● **Given request**:
Print the records below exactly as they appear.

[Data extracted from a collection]
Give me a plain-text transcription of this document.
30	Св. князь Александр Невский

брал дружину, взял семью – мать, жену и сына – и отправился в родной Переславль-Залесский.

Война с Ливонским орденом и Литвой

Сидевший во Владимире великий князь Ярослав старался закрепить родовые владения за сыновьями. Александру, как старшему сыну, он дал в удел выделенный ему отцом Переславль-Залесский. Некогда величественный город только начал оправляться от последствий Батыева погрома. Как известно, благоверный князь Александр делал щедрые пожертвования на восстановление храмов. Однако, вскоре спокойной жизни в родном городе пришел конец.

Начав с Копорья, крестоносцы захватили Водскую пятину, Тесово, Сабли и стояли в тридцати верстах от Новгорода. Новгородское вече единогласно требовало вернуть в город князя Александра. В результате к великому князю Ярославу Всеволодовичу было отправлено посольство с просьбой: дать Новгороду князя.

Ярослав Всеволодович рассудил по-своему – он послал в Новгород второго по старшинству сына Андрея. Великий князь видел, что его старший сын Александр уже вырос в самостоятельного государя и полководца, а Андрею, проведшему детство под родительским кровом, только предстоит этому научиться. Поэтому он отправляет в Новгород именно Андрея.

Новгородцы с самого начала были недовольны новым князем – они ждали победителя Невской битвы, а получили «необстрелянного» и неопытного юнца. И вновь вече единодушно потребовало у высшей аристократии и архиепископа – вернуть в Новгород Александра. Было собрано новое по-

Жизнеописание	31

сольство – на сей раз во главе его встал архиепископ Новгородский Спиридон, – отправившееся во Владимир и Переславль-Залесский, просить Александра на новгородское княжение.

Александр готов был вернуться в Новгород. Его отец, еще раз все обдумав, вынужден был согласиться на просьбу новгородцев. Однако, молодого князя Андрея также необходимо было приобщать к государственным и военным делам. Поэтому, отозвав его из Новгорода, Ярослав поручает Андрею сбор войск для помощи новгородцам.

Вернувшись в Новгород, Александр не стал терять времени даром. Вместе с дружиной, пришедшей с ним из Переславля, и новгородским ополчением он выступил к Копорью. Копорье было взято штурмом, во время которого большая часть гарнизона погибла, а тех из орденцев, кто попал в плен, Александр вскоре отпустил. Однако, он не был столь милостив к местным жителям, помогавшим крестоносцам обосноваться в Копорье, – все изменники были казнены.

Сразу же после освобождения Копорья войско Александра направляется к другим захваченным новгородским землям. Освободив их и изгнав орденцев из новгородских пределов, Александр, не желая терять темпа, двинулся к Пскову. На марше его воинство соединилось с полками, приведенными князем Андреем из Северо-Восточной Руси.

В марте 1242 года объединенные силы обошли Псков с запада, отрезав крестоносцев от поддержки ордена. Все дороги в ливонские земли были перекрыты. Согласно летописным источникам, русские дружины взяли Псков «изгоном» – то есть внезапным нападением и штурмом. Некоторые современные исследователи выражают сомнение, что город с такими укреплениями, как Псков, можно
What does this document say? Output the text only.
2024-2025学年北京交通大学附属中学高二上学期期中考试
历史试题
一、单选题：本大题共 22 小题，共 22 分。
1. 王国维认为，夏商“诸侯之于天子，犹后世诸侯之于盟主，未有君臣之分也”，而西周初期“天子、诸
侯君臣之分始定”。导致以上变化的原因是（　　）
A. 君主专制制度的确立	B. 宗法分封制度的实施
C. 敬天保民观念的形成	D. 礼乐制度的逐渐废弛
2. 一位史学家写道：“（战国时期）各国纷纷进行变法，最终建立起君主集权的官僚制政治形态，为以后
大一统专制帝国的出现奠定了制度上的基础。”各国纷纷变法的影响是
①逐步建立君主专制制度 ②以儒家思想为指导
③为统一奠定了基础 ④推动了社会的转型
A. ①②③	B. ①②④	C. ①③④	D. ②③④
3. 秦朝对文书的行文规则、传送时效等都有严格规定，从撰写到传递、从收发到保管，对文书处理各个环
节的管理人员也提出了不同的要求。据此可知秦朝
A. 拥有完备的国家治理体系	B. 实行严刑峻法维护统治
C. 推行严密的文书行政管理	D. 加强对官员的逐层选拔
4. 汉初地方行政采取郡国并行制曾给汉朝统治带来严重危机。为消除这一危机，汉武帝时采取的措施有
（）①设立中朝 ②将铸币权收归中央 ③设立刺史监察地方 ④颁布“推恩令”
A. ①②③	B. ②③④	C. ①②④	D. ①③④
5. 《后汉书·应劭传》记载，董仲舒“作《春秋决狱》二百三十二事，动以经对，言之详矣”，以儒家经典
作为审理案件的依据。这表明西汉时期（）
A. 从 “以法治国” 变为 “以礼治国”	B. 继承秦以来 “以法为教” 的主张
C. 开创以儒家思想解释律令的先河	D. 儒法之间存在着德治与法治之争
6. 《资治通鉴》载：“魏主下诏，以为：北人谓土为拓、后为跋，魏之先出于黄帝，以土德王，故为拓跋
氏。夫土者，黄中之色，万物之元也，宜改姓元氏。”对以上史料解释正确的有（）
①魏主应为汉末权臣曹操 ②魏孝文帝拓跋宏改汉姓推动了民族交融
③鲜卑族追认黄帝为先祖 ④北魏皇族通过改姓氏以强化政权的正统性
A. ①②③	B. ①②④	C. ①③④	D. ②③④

● **Response**:
Give me a plain-text transcription of this document.
30	Св. князь Александр Невский

брал дружину, взял семью – мать, жену и сына – и отправился в родной Переславль-Залесский.

Война с Ливонским орденом и Литвой

Сидевший во Владимире великий князь Ярослав старался закрепить родовые владения за сыновьями. Александру, как старшему сыну, он дал в удел выделенный ему отцом Переславль-Залесский. Некогда величественный город только начал оправляться от последствий Батыева погрома. Как известно, благоверный князь Александр делал щедрые пожертвования на восстановление храмов. Однако, вскоре спокойной жизни в родном городе пришел конец.

Начав с Копорья, крестоносцы захватили Водскую пятину, Тесово, Сабли и стояли в тридцати верстах от Новгорода. Новгородское вече единогласно требовало вернуть в город князя Александра. В результате к великому князю Ярославу Всеволодовичу было отправлено посольство с просьбой: дать Новгороду князя.

Ярослав Всеволодович рассудил по-своему – он послал в Новгород второго по старшинству сына Андрея. Великий князь видел, что его старший сын Александр уже вырос в самостоятельного государя и полководца, а Андрею, проведшему детство под родительским кровом, только предстоит этому научиться. Поэтому он отправляет в Новгород именно Андрея.

Новгородцы с самого начала были недовольны новым князем – они ждали победителя Невской битвы, а получили «необстрелянного» и неопытного юнца. И вновь вече единодушно потребовало у высшей аристократии и архиепископа – вернуть в Новгород Александра. Было собрано новое по-

Жизнеописание	31

сольство – на сей раз во главе его встал архиепископ Новгородский Спиридон, – отправившееся во Владимир и Переславль-Залесский, просить Александра на новгородское княжение.

Александр готов был вернуться в Новгород. Его отец, еще раз все обдумав, вынужден был согласиться на просьбу новгородцев. Однако, молодого князя Андрея также необходимо было приобщать к государственным и военным делам. Поэтому, отозвав его из Новгорода, Ярослав поручает Андрею сбор войск для помощи новгородцам.

Вернувшись в Новгород, Александр не стал терять времени даром. Вместе с дружиной, пришедшей с ним из Переславля, и новгородским ополчением он выступил к Копорью. Копорье было взято штурмом, во время которого большая часть гарнизона погибла, а тех из орденцев, кто попал в плен, Александр вскоре отпустил. Однако, он не был столь милостив к местным жителям, помогавшим крестоносцам обосноваться в Копорье, – все изменники были казнены.

Сразу же после освобождения Копорья войско Александра направляется к другим захваченным новгородским землям. Освободив их и изгнав орденцев из новгородских пределов, Александр, не желая терять темпа, двинулся к Пскову. На марше его воинство соединилось с полками, приведенными князем Андреем из Северо-Восточной Руси.

В марте 1242 года объединенные силы обошли Псков с запада, отрезав крестоносцев от поддержки ордена. Все дороги в ливонские земли были перекрыты. Согласно летописным источникам, русские дружины взяли Псков «изгоном» – то есть внезапным нападением и штурмом. Некоторые современные исследователи выражают сомнение, что город с такими укреплениями, как Псков, можно
What does this document say? Output the text only.
2024-2025学年北京交通大学附属中学高二上学期期中考试
历史试题
一、单选题：本大题共 22 小题，共 22 分。
1. 王国维认为，夏商“诸侯之于天子，犹后世诸侯之于盟主，未有君臣之分也”，而西周初期“天子、诸
侯君臣之分始定”。导致以上变化的原因是（　　）
A. 君主专制制度的确立	B. 宗法分封制度的实施
C. 敬天保民观念的形成	D. 礼乐制度的逐渐废弛
2. 一位史学家写道：“（战国时期）各国纷纷进行变法，最终建立起君主集权的官僚制政治形态，为以后
大一统专制帝国的出现奠定了制度上的基础。”各国纷纷变法的影响是
①逐步建立君主专制制度 ②以儒家思想为指导
③为统一奠定了基础 ④推动了社会的转型
A. ①②③	B. ①②④	C. ①③④	D. ②③④
3. 秦朝对文书的行文规则、传送时效等都有严格规定，从撰写到传递、从收发到保管，对文书处理各个环
节的管理人员也提出了不同的要求。据此可知秦朝
A. 拥有完备的国家治理体系	B. 实行严刑峻法维护统治
C. 推行严密的文书行政管理	D. 加强对官员的逐层选拔
4. 汉初地方行政采取郡国并行制曾给汉朝统治带来严重危机。为消除这一危机，汉武帝时采取的措施有
（）①设立中朝 ②将铸币权收归中央 ③设立刺史监察地方 ④颁布“推恩令”
A. ①②③	B. ②③④	C. ①②④	D. ①③④
5. 《后汉书·应劭传》记载，董仲舒“作《春秋决狱》二百三十二事，动以经对，言之详矣”，以儒家经典
作为审理案件的依据。这表明西汉时期（）
A. 从 “以法治国” 变为 “以礼治国”	B. 继承秦以来 “以法为教” 的主张
C. 开创以儒家思想解释律令的先河	D. 儒法之间存在着德治与法治之争
6. 《资治通鉴》载：“魏主下诏，以为：北人谓土为拓、后为跋，魏之先出于黄帝，以土德王，故为拓跋
氏。夫土者，黄中之色，万物之元也，宜改姓元氏。”对以上史料解释正确的有（）
①魏主应为汉末权臣曹操 ②魏孝文帝拓跋宏改汉姓推动了民族交融
③鲜卑族追认黄帝为先祖 ④北魏皇族通过改姓氏以强化政权的正统性
A. ①②③	B. ①②④	C. ①③④	D. ②③④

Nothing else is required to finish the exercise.